▸ GIVEN EXERCISE:
Extract the full set of records, then give each one again exactly.

▬▬▬▬▬▬

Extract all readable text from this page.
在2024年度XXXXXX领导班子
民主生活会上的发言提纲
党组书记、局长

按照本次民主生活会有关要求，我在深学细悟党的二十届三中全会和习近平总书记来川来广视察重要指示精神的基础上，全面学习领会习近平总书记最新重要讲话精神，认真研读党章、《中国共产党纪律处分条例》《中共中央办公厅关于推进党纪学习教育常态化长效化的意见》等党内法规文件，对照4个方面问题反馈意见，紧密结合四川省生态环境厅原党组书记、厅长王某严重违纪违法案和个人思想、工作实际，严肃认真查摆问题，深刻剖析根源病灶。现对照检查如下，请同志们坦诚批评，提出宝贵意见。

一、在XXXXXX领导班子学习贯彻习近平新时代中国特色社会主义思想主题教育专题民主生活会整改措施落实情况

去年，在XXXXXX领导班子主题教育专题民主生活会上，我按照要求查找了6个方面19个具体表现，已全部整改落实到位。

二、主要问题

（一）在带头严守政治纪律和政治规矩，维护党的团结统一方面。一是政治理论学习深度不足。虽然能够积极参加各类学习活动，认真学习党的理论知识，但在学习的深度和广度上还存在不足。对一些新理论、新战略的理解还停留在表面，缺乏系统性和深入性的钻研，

▬▬▬▬▬▬

▸ WORKED ANSWER:
Extract all readable text from this page.
在2024年度XXXXXX领导班子
民主生活会上的发言提纲
党组书记、局长

按照本次民主生活会有关要求，我在深学细悟党的二十届三中全会和习近平总书记来川来广视察重要指示精神的基础上，全面学习领会习近平总书记最新重要讲话精神，认真研读党章、《中国共产党纪律处分条例》《中共中央办公厅关于推进党纪学习教育常态化长效化的意见》等党内法规文件，对照4个方面问题反馈意见，紧密结合四川省生态环境厅原党组书记、厅长王某严重违纪违法案和个人思想、工作实际，严肃认真查摆问题，深刻剖析根源病灶。现对照检查如下，请同志们坦诚批评，提出宝贵意见。

一、在XXXXXX领导班子学习贯彻习近平新时代中国特色社会主义思想主题教育专题民主生活会整改措施落实情况

去年，在XXXXXX领导班子主题教育专题民主生活会上，我按照要求查找了6个方面19个具体表现，已全部整改落实到位。

二、主要问题

（一）在带头严守政治纪律和政治规矩，维护党的团结统一方面。一是政治理论学习深度不足。虽然能够积极参加各类学习活动，认真学习党的理论知识，但在学习的深度和广度上还存在不足。对一些新理论、新战略的理解还停留在表面，缺乏系统性和深入性的钻研，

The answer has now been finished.